Stored data entries:
-=-=-
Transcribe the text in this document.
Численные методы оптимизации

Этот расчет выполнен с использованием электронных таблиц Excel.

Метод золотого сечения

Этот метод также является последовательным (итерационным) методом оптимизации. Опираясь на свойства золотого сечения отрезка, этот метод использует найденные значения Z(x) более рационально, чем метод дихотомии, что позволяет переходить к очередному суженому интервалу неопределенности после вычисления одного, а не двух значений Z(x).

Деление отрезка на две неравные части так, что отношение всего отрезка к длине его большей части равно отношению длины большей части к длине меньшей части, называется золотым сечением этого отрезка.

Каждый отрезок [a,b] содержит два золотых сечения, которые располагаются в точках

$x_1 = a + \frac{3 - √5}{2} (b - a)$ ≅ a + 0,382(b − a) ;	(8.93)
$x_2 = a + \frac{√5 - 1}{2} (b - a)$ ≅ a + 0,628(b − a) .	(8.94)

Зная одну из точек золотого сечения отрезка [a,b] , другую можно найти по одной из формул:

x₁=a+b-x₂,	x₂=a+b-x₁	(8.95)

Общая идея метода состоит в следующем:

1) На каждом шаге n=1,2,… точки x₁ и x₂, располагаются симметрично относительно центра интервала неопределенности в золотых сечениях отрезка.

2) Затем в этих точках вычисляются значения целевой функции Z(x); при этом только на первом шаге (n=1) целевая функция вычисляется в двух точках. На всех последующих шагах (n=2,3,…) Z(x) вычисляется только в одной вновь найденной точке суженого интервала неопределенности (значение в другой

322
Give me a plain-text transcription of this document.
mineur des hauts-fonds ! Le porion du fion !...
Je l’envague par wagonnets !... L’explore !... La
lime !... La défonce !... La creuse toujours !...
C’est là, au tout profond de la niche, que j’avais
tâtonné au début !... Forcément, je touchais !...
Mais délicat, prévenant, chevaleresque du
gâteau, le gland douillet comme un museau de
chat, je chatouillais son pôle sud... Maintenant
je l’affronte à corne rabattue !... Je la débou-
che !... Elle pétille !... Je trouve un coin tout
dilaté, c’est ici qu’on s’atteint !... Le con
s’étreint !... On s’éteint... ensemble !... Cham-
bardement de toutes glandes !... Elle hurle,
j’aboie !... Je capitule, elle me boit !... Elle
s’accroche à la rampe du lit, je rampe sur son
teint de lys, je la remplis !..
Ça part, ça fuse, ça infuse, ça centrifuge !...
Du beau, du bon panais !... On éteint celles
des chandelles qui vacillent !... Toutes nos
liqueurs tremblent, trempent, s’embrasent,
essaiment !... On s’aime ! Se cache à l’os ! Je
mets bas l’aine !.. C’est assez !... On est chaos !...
-=-=-
• _STATED GOAL_: Please set down each line of the records exactly as given.

• _THE OUTPUT_:
Transcribe the text in this document.
Численные методы оптимизации

Этот расчет выполнен с использованием электронных таблиц Excel.

Метод золотого сечения

Этот метод также является последовательным (итерационным) методом оптимизации. Опираясь на свойства золотого сечения отрезка, этот метод использует найденные значения Z(x) более рационально, чем метод дихотомии, что позволяет переходить к очередному суженому интервалу неопределенности после вычисления одного, а не двух значений Z(x).

Деление отрезка на две неравные части так, что отношение всего отрезка к длине его большей части равно отношению длины большей части к длине меньшей части, называется золотым сечением этого отрезка.

Каждый отрезок [a,b] содержит два золотых сечения, которые располагаются в точках

$x_1 = a + \frac{3 - √5}{2} (b - a)$ ≅ a + 0,382(b − a) ;	(8.93)
$x_2 = a + \frac{√5 - 1}{2} (b - a)$ ≅ a + 0,628(b − a) .	(8.94)

Зная одну из точек золотого сечения отрезка [a,b] , другую можно найти по одной из формул:

x₁=a+b-x₂,	x₂=a+b-x₁	(8.95)

Общая идея метода состоит в следующем:

1) На каждом шаге n=1,2,… точки x₁ и x₂, располагаются симметрично относительно центра интервала неопределенности в золотых сечениях отрезка.

2) Затем в этих точках вычисляются значения целевой функции Z(x); при этом только на первом шаге (n=1) целевая функция вычисляется в двух точках. На всех последующих шагах (n=2,3,…) Z(x) вычисляется только в одной вновь найденной точке суженого интервала неопределенности (значение в другой

322
Give me a plain-text transcription of this document.
mineur des hauts-fonds ! Le porion du fion !...
Je l’envague par wagonnets !... L’explore !... La
lime !... La défonce !... La creuse toujours !...
C’est là, au tout profond de la niche, que j’avais
tâtonné au début !... Forcément, je touchais !...
Mais délicat, prévenant, chevaleresque du
gâteau, le gland douillet comme un museau de
chat, je chatouillais son pôle sud... Maintenant
je l’affronte à corne rabattue !... Je la débou-
che !... Elle pétille !... Je trouve un coin tout
dilaté, c’est ici qu’on s’atteint !... Le con
s’étreint !... On s’éteint... ensemble !... Cham-
bardement de toutes glandes !... Elle hurle,
j’aboie !... Je capitule, elle me boit !... Elle
s’accroche à la rampe du lit, je rampe sur son
teint de lys, je la remplis !..
Ça part, ça fuse, ça infuse, ça centrifuge !...
Du beau, du bon panais !... On éteint celles
des chandelles qui vacillent !... Toutes nos
liqueurs tremblent, trempent, s’embrasent,
essaiment !... On s’aime ! Se cache à l’os ! Je
mets bas l’aine !.. C’est assez !... On est chaos !...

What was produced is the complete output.